[Stored entries]

━━━━━━

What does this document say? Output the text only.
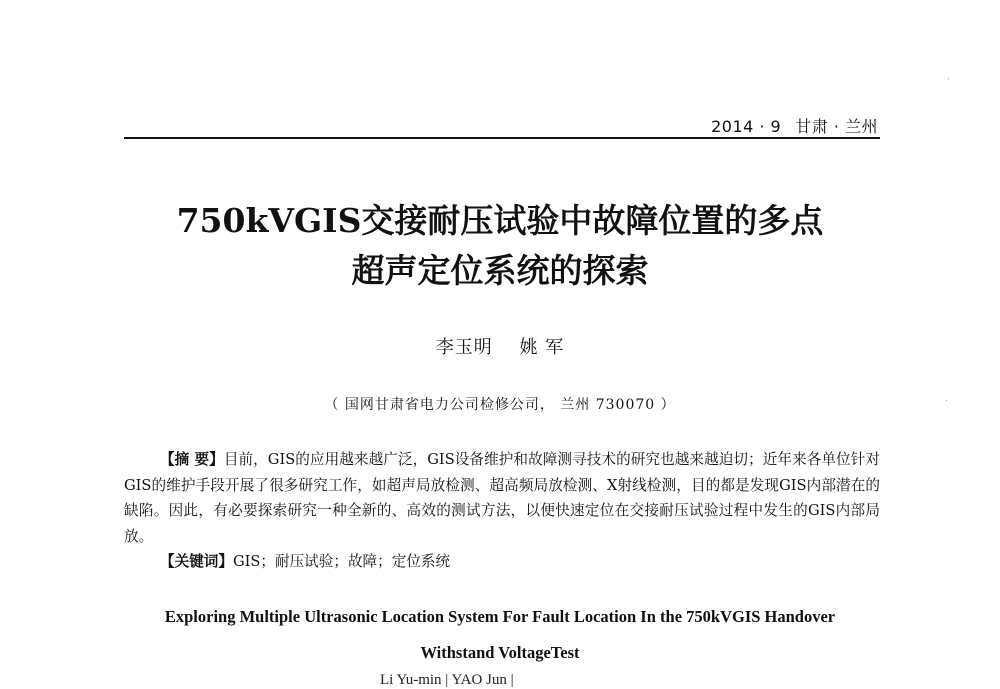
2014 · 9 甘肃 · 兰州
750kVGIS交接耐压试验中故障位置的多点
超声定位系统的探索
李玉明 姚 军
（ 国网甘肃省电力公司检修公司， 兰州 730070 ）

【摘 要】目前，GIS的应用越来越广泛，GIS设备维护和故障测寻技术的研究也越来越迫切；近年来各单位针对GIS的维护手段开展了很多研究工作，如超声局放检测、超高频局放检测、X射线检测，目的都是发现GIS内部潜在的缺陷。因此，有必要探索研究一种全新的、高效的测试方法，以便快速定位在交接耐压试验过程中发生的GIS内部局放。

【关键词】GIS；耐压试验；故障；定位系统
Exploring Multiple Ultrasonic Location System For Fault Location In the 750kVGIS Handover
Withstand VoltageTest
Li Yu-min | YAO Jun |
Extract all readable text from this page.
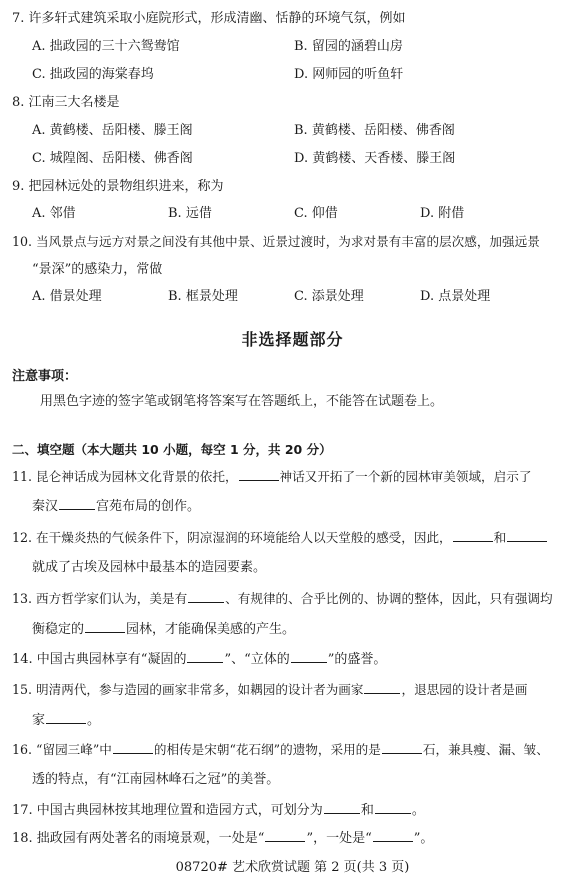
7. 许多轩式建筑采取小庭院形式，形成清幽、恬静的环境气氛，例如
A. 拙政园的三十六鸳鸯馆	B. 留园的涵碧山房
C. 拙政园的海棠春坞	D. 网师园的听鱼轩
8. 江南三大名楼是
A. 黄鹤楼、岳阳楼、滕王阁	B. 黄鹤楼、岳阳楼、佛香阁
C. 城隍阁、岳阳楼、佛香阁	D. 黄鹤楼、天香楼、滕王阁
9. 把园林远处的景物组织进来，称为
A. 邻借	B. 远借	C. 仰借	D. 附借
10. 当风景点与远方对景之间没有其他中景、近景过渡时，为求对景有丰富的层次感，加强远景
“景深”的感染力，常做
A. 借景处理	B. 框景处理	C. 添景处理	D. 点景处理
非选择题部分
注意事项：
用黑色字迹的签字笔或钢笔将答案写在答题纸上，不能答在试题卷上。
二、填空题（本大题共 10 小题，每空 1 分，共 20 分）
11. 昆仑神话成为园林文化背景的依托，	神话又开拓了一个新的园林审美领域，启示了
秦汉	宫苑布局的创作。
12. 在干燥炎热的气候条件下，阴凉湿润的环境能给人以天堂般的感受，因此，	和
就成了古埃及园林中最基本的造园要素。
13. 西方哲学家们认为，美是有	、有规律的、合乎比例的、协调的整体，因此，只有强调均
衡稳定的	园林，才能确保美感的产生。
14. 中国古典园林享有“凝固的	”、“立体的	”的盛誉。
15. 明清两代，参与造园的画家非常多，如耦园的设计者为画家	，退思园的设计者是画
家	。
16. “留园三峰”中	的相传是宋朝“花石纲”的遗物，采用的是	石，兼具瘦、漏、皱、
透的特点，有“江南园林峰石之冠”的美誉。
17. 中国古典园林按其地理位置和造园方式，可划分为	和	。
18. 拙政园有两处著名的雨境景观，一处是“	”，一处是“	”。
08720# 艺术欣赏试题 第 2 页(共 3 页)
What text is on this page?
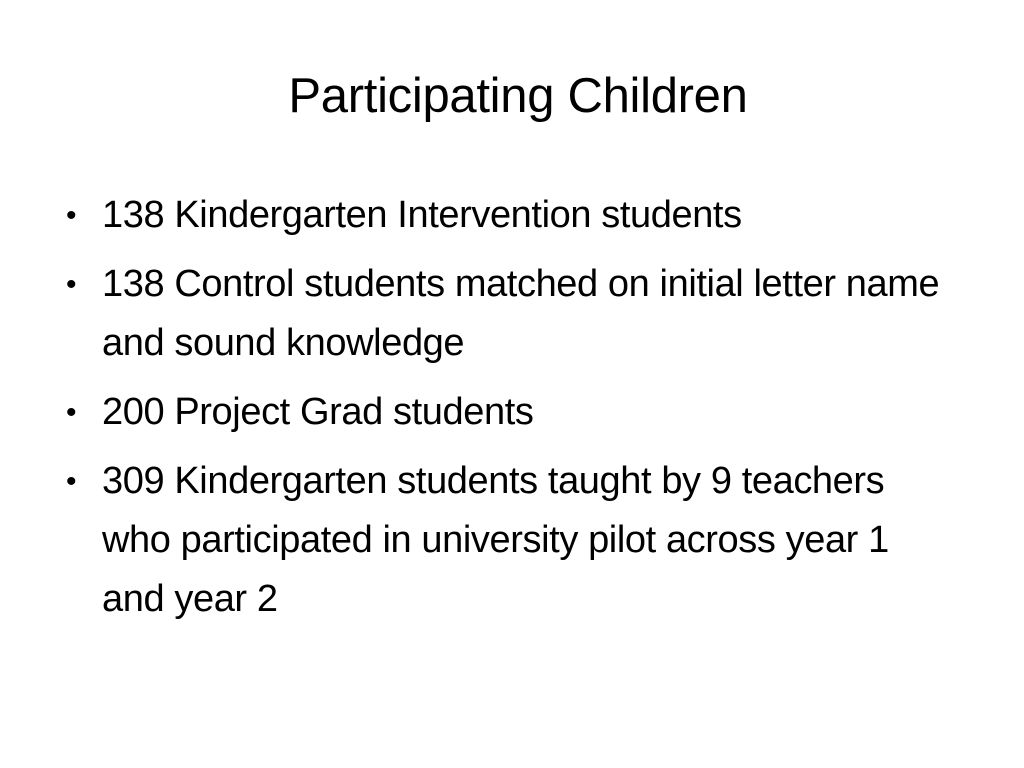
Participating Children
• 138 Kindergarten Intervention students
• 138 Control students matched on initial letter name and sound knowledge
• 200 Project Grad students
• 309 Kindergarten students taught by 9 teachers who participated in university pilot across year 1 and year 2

━━━━━━

Set exercise: Search the records for the word "students", then list every line that has it.

Response to the exercise:
• 138 Kindergarten Intervention students
• 138 Control students matched on initial letter name and sound knowledge
• 200 Project Grad students
• 309 Kindergarten students taught by 9 teachers who participated in university pilot across year 1 and year 2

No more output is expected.